▶ _Your instructions_
Retype, exactly and with nothing added, the lines from the one showing "Decode this image" through the final line of the material. Omit pictures.

▶ _Provided material_
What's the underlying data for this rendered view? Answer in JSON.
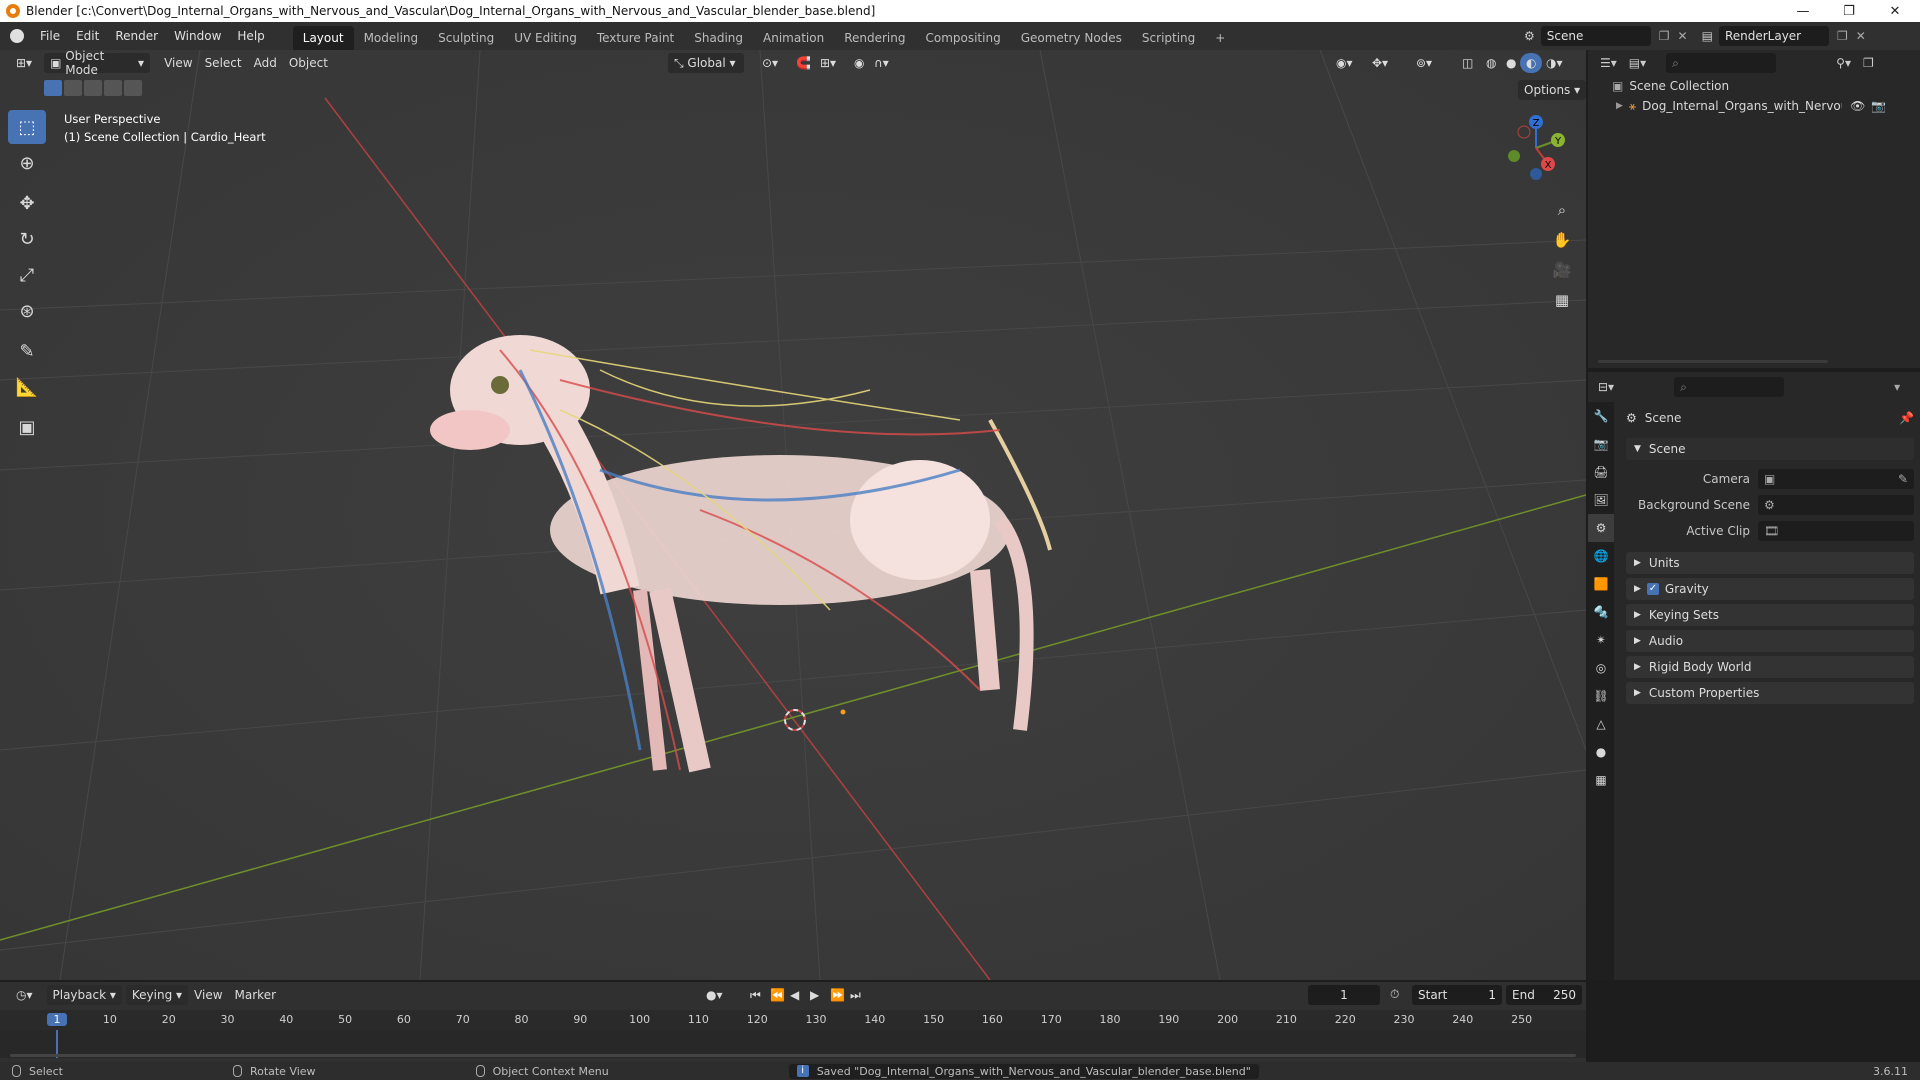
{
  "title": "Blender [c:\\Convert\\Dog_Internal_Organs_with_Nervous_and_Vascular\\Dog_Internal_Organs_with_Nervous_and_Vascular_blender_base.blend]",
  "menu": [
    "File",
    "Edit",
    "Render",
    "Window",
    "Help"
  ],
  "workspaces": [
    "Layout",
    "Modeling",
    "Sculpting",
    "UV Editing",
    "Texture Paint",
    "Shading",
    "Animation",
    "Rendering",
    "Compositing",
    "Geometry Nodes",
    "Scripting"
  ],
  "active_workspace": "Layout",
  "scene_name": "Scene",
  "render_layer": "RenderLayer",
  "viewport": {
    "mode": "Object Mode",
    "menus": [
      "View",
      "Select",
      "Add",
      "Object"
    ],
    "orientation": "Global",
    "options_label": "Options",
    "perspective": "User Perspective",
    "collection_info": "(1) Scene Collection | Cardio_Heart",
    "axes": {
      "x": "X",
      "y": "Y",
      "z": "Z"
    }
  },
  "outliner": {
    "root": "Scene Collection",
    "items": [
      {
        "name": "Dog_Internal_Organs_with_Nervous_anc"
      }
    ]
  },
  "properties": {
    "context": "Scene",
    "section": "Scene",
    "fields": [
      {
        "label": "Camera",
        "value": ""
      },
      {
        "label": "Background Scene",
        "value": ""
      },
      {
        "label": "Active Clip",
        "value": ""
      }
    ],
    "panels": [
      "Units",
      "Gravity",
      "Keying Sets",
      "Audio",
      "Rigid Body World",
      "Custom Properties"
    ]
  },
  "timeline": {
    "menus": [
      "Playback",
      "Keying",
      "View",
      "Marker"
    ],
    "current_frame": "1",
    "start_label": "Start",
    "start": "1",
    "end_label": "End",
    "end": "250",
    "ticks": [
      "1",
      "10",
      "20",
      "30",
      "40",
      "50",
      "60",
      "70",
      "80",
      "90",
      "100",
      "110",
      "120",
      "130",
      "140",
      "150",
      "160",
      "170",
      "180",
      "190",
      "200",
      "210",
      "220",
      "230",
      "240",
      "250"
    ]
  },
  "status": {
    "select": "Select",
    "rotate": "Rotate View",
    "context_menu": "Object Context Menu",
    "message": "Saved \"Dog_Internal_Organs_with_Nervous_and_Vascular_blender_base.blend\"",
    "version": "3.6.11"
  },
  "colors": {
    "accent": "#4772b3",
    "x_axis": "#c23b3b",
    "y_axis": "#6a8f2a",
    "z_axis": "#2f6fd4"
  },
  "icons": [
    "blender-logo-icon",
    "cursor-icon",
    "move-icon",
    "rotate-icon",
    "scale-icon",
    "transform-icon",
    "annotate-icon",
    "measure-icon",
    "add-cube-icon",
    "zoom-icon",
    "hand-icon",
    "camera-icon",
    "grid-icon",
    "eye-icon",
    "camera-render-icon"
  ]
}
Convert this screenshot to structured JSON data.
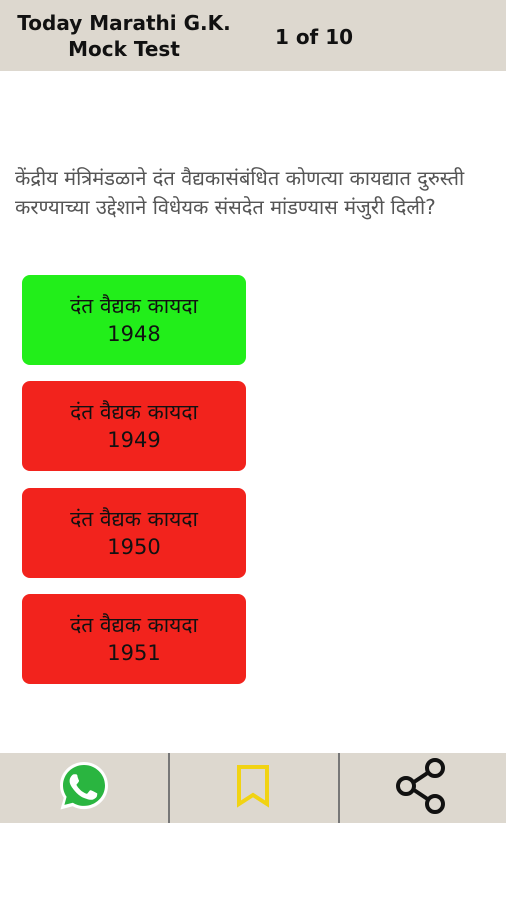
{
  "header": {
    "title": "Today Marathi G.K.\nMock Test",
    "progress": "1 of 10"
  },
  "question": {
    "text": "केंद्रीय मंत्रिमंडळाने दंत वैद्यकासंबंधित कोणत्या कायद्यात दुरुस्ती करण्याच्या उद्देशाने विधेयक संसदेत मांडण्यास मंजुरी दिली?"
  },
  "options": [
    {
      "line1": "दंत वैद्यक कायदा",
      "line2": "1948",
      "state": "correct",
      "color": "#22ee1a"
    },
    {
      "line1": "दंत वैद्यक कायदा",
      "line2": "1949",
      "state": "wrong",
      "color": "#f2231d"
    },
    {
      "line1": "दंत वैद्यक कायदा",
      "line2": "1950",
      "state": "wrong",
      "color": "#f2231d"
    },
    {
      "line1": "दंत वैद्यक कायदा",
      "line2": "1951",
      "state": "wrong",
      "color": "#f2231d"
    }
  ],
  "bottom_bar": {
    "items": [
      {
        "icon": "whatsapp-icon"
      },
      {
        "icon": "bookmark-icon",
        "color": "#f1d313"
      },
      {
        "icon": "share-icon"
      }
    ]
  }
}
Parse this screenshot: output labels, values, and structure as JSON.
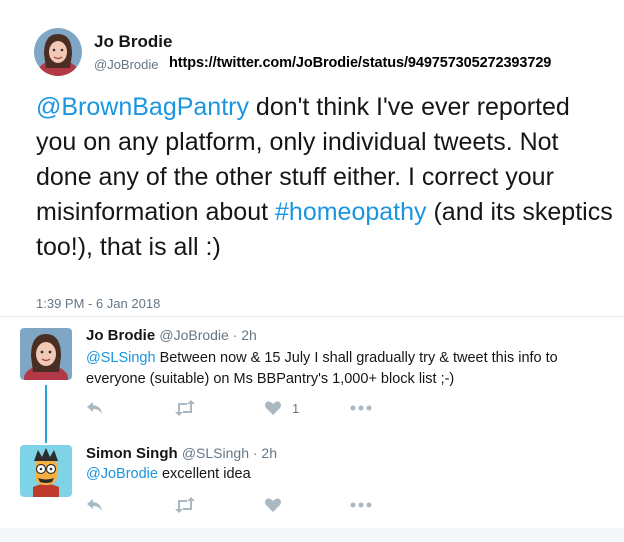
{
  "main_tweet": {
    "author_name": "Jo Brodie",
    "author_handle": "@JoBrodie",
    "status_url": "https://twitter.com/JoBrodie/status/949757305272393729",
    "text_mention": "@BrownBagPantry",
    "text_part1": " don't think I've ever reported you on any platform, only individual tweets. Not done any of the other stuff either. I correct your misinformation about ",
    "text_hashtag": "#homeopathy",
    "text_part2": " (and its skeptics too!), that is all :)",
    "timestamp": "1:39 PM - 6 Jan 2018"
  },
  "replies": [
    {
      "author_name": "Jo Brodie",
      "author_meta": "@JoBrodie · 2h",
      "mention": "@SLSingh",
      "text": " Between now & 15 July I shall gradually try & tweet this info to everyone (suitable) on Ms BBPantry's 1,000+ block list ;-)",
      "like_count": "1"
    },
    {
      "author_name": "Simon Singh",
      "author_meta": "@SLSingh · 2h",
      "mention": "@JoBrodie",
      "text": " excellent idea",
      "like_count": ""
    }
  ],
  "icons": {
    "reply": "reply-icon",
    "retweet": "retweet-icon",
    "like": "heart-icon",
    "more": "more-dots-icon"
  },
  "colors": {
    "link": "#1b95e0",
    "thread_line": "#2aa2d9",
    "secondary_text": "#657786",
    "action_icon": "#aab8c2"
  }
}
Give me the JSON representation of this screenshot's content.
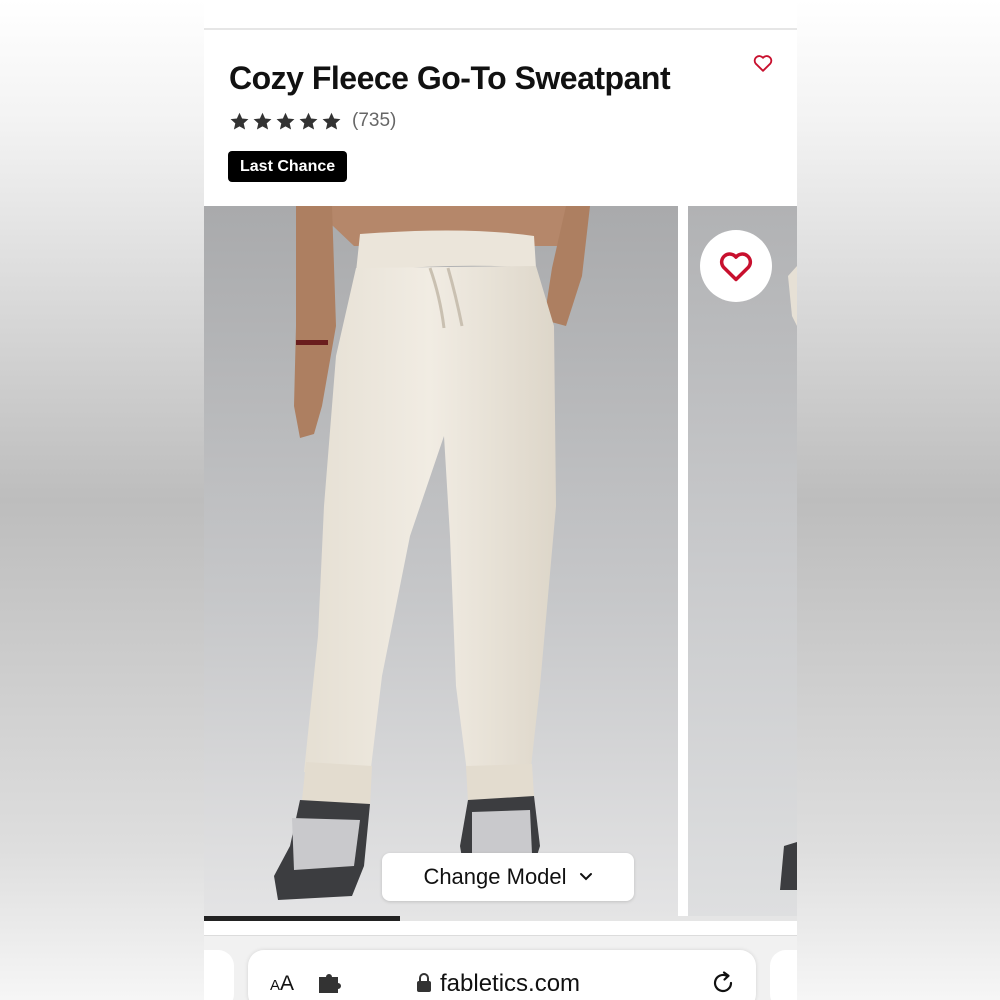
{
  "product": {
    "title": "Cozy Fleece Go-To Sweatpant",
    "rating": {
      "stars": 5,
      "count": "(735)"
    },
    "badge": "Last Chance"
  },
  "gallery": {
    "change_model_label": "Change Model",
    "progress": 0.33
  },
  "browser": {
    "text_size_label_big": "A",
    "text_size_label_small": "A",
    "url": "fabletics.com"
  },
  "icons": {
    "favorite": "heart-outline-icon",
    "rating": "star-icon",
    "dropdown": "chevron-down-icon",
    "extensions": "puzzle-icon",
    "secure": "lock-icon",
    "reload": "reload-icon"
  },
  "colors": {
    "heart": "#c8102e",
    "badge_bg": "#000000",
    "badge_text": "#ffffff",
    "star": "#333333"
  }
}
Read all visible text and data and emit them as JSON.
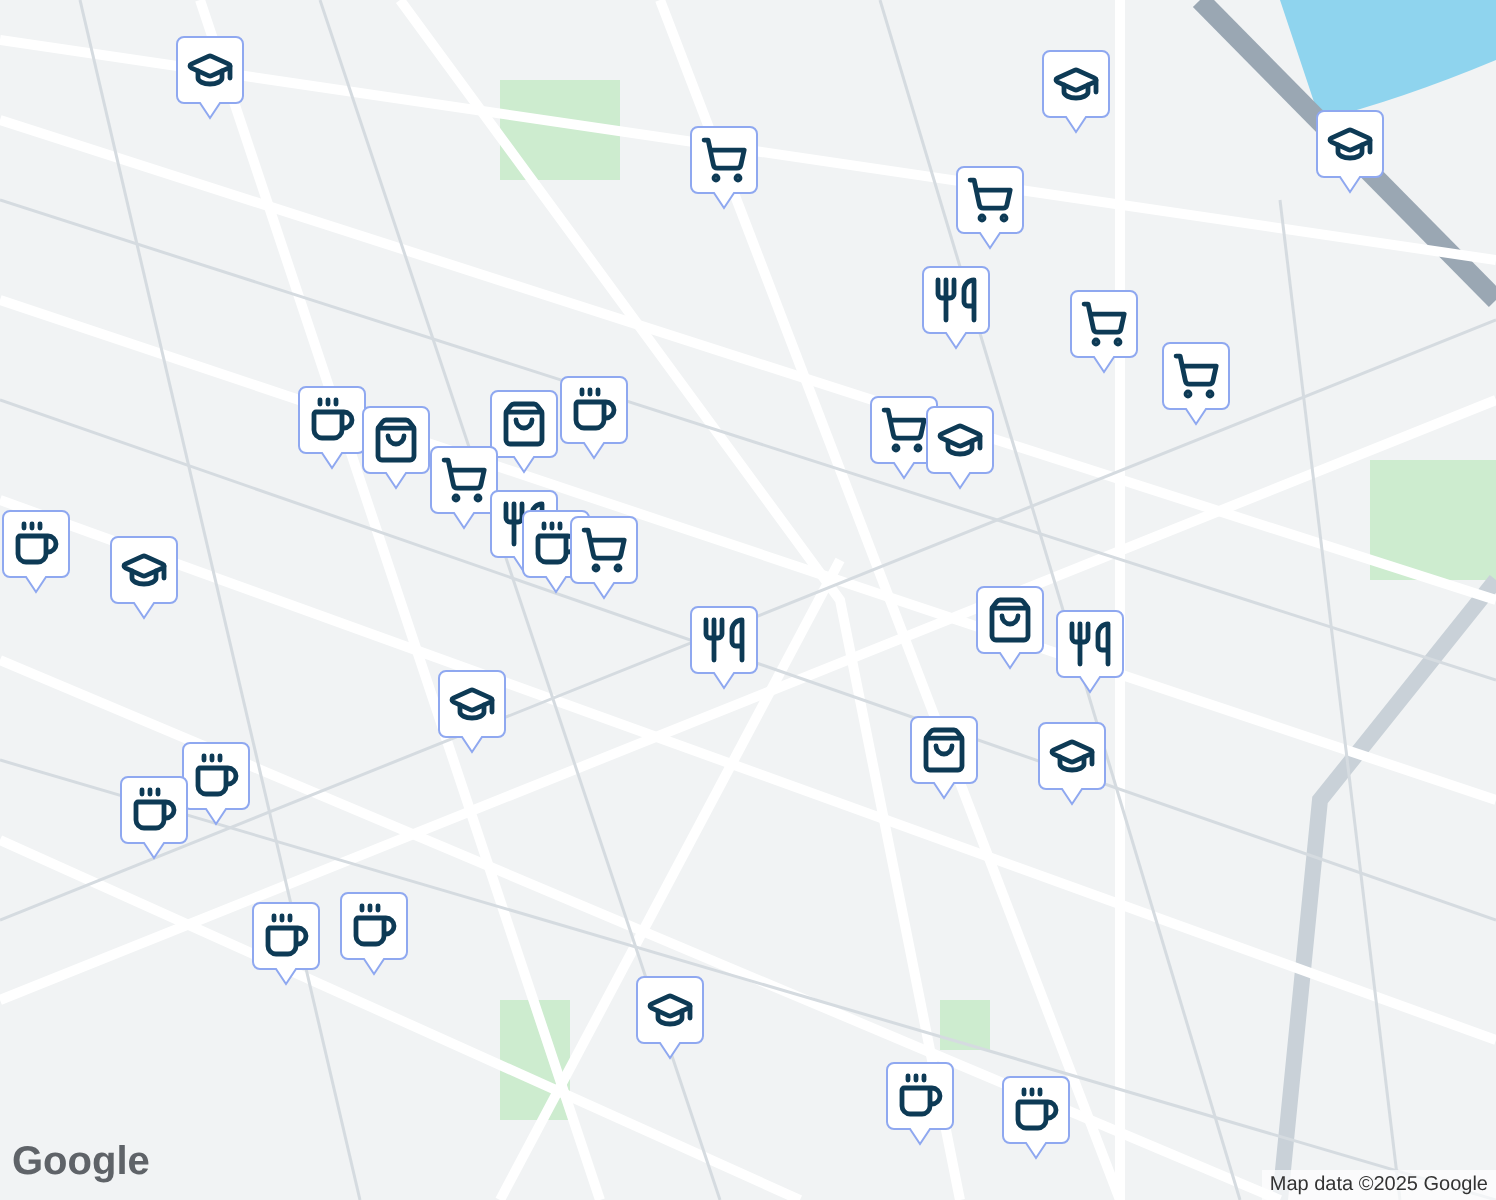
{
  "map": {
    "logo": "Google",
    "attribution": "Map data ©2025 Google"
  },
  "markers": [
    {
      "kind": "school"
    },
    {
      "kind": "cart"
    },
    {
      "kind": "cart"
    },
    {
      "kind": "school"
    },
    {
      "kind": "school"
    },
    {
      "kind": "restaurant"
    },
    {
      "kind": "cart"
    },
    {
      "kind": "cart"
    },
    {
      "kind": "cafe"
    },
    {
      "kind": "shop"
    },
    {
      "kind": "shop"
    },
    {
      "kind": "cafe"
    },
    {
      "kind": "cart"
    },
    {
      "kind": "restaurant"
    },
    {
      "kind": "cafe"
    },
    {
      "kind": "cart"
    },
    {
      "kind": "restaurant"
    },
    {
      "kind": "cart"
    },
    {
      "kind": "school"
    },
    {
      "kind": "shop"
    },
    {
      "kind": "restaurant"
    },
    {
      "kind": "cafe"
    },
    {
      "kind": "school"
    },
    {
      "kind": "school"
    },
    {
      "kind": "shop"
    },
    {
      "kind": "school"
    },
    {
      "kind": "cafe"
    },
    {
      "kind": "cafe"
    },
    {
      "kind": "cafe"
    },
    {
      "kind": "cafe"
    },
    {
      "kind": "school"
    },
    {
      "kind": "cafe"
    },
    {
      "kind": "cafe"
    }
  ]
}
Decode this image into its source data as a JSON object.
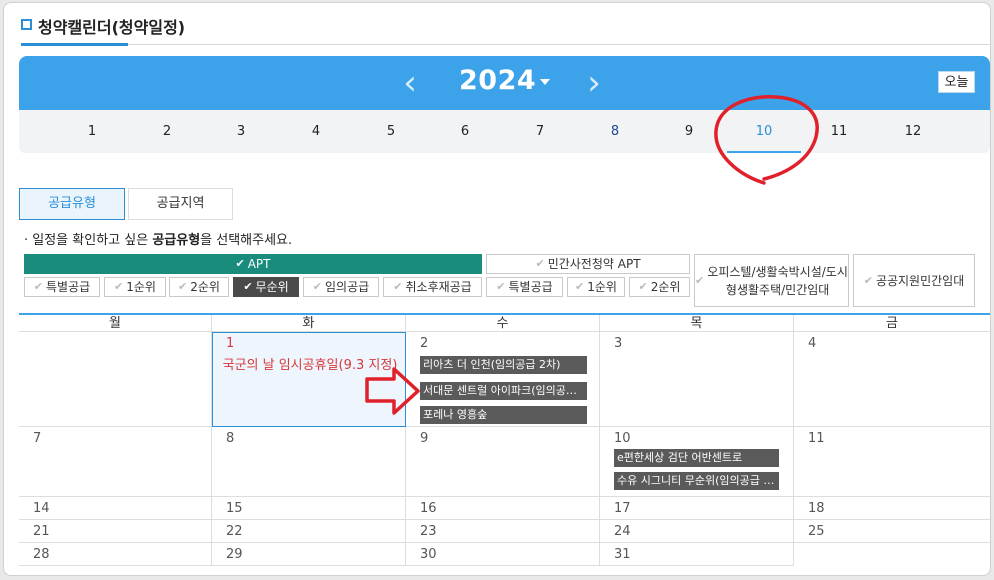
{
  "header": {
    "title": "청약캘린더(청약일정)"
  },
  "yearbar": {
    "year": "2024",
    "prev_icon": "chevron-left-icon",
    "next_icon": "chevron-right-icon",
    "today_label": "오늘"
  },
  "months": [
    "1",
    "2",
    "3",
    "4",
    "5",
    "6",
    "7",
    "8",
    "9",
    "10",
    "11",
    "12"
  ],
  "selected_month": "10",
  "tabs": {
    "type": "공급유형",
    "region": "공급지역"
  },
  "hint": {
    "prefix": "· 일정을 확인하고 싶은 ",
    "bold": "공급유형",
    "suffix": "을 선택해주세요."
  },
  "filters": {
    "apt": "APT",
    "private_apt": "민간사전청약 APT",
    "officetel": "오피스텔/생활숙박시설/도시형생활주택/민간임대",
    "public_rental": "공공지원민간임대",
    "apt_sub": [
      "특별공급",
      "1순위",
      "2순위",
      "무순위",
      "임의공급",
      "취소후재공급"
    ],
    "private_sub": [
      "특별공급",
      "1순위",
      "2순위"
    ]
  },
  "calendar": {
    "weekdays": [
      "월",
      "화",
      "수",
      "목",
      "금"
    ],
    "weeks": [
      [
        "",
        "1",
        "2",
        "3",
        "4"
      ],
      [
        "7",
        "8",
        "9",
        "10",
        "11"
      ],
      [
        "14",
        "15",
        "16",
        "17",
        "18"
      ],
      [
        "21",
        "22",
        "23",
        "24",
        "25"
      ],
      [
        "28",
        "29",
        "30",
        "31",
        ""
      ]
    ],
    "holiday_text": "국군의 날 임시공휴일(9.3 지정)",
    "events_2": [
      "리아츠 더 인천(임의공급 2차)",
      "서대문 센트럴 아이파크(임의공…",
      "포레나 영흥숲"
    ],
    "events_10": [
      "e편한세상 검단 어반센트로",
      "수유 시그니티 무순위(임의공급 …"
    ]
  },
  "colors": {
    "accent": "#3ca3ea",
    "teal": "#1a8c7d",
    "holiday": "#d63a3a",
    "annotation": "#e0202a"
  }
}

▶ _Written reply_
Decode this image into its source data as a JSON object.
{
  "header": {
    "title": "청약캘린더(청약일정)"
  },
  "yearbar": {
    "year": "2024",
    "prev_icon": "chevron-left-icon",
    "next_icon": "chevron-right-icon",
    "today_label": "오늘"
  },
  "months": [
    "1",
    "2",
    "3",
    "4",
    "5",
    "6",
    "7",
    "8",
    "9",
    "10",
    "11",
    "12"
  ],
  "selected_month": "10",
  "tabs": {
    "type": "공급유형",
    "region": "공급지역"
  },
  "hint": {
    "prefix": "· 일정을 확인하고 싶은 ",
    "bold": "공급유형",
    "suffix": "을 선택해주세요."
  },
  "filters": {
    "apt": "APT",
    "private_apt": "민간사전청약 APT",
    "officetel": "오피스텔/생활숙박시설/도시형생활주택/민간임대",
    "public_rental": "공공지원민간임대",
    "apt_sub": [
      "특별공급",
      "1순위",
      "2순위",
      "무순위",
      "임의공급",
      "취소후재공급"
    ],
    "private_sub": [
      "특별공급",
      "1순위",
      "2순위"
    ]
  },
  "calendar": {
    "weekdays": [
      "월",
      "화",
      "수",
      "목",
      "금"
    ],
    "weeks": [
      [
        "",
        "1",
        "2",
        "3",
        "4"
      ],
      [
        "7",
        "8",
        "9",
        "10",
        "11"
      ],
      [
        "14",
        "15",
        "16",
        "17",
        "18"
      ],
      [
        "21",
        "22",
        "23",
        "24",
        "25"
      ],
      [
        "28",
        "29",
        "30",
        "31",
        ""
      ]
    ],
    "holiday_text": "국군의 날 임시공휴일(9.3 지정)",
    "events_2": [
      "리아츠 더 인천(임의공급 2차)",
      "서대문 센트럴 아이파크(임의공…",
      "포레나 영흥숲"
    ],
    "events_10": [
      "e편한세상 검단 어반센트로",
      "수유 시그니티 무순위(임의공급 …"
    ]
  },
  "colors": {
    "accent": "#3ca3ea",
    "teal": "#1a8c7d",
    "holiday": "#d63a3a",
    "annotation": "#e0202a"
  }
}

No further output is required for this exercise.